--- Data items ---
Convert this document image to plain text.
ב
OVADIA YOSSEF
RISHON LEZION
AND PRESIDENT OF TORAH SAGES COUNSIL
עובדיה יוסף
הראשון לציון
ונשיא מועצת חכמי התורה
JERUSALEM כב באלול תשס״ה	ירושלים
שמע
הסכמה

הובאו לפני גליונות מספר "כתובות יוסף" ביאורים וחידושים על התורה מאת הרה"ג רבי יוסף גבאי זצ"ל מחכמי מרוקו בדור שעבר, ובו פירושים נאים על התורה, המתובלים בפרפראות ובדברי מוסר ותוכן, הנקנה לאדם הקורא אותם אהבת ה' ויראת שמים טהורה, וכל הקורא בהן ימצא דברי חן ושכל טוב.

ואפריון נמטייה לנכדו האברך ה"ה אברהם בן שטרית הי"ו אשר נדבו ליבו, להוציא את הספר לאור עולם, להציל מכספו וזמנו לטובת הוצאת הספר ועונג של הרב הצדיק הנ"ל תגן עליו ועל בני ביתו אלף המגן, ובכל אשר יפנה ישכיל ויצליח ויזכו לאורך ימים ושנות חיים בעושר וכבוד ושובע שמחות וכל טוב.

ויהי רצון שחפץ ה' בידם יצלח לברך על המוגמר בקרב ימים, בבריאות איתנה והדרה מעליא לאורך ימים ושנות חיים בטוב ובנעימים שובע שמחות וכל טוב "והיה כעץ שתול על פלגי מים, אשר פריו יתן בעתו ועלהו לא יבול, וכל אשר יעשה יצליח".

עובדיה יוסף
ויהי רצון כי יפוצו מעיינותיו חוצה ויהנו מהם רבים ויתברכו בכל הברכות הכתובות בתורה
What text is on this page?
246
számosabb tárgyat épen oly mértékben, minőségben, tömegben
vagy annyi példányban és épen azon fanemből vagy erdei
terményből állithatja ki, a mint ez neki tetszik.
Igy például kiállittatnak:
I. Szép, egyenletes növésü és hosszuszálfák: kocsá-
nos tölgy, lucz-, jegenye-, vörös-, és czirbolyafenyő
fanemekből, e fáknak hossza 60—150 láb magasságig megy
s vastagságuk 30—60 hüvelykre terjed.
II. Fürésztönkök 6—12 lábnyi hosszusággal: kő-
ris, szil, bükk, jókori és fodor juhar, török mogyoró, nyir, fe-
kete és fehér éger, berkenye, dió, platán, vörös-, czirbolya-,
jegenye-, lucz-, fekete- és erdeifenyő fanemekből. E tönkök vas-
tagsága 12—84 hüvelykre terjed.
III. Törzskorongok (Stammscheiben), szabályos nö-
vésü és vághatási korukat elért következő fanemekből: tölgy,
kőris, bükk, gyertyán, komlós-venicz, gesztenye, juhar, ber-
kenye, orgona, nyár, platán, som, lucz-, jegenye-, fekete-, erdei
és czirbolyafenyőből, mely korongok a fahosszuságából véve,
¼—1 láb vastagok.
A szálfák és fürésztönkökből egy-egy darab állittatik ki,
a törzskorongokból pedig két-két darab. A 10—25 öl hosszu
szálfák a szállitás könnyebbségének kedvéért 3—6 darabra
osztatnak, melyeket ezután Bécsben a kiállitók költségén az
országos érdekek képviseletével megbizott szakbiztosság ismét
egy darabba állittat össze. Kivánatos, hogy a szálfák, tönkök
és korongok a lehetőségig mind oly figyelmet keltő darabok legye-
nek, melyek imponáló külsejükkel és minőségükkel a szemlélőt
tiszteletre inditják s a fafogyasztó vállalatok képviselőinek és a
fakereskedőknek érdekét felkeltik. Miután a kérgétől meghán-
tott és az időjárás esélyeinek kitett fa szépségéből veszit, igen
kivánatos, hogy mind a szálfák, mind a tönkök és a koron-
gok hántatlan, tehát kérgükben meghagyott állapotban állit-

--- WHAT IS EXPECTED ---
Look above for every line with the word "platán" and copy it.

--- EXERCISE RESPONSE ---
kete és fehér éger, berkenye, dió, platán, vörös-, czirbolya-,
kenye, orgona, nyár, platán, som, lucz-, jegenye-, fekete-, erdei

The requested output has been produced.